-------- Records for the exercise --------
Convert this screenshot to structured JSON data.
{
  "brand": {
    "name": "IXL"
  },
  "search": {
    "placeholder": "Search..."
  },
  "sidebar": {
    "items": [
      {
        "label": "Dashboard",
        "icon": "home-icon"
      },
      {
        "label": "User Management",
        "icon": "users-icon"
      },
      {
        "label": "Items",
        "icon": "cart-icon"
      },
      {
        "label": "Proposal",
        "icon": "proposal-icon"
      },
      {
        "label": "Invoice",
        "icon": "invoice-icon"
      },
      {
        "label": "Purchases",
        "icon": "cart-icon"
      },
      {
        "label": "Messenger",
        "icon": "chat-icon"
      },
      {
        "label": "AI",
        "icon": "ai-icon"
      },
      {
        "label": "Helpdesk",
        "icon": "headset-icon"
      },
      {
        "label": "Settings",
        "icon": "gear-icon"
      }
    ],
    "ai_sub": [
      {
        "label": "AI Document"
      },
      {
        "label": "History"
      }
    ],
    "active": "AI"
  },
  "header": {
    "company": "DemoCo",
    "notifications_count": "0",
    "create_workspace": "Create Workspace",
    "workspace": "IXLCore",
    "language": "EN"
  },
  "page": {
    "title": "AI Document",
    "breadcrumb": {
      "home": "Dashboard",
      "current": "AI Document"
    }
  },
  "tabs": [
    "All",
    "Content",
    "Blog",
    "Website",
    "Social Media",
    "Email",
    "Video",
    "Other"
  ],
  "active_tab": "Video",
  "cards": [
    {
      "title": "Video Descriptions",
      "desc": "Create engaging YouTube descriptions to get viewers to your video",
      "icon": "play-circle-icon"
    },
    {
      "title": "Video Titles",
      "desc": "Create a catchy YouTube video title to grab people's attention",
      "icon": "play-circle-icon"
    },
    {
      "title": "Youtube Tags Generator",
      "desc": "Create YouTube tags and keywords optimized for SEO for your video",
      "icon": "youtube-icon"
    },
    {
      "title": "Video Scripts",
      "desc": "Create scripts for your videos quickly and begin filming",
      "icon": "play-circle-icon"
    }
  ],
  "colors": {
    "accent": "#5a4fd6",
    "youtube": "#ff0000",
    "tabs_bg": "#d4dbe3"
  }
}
--------
Instructions to follow
Output the full listing exactly as it stands.

Task response
Convert this screenshot to structured JSON data.
{
  "brand": {
    "name": "IXL"
  },
  "search": {
    "placeholder": "Search..."
  },
  "sidebar": {
    "items": [
      {
        "label": "Dashboard",
        "icon": "home-icon"
      },
      {
        "label": "User Management",
        "icon": "users-icon"
      },
      {
        "label": "Items",
        "icon": "cart-icon"
      },
      {
        "label": "Proposal",
        "icon": "proposal-icon"
      },
      {
        "label": "Invoice",
        "icon": "invoice-icon"
      },
      {
        "label": "Purchases",
        "icon": "cart-icon"
      },
      {
        "label": "Messenger",
        "icon": "chat-icon"
      },
      {
        "label": "AI",
        "icon": "ai-icon"
      },
      {
        "label": "Helpdesk",
        "icon": "headset-icon"
      },
      {
        "label": "Settings",
        "icon": "gear-icon"
      }
    ],
    "ai_sub": [
      {
        "label": "AI Document"
      },
      {
        "label": "History"
      }
    ],
    "active": "AI"
  },
  "header": {
    "company": "DemoCo",
    "notifications_count": "0",
    "create_workspace": "Create Workspace",
    "workspace": "IXLCore",
    "language": "EN"
  },
  "page": {
    "title": "AI Document",
    "breadcrumb": {
      "home": "Dashboard",
      "current": "AI Document"
    }
  },
  "tabs": [
    "All",
    "Content",
    "Blog",
    "Website",
    "Social Media",
    "Email",
    "Video",
    "Other"
  ],
  "active_tab": "Video",
  "cards": [
    {
      "title": "Video Descriptions",
      "desc": "Create engaging YouTube descriptions to get viewers to your video",
      "icon": "play-circle-icon"
    },
    {
      "title": "Video Titles",
      "desc": "Create a catchy YouTube video title to grab people's attention",
      "icon": "play-circle-icon"
    },
    {
      "title": "Youtube Tags Generator",
      "desc": "Create YouTube tags and keywords optimized for SEO for your video",
      "icon": "youtube-icon"
    },
    {
      "title": "Video Scripts",
      "desc": "Create scripts for your videos quickly and begin filming",
      "icon": "play-circle-icon"
    }
  ],
  "colors": {
    "accent": "#5a4fd6",
    "youtube": "#ff0000",
    "tabs_bg": "#d4dbe3"
  }
}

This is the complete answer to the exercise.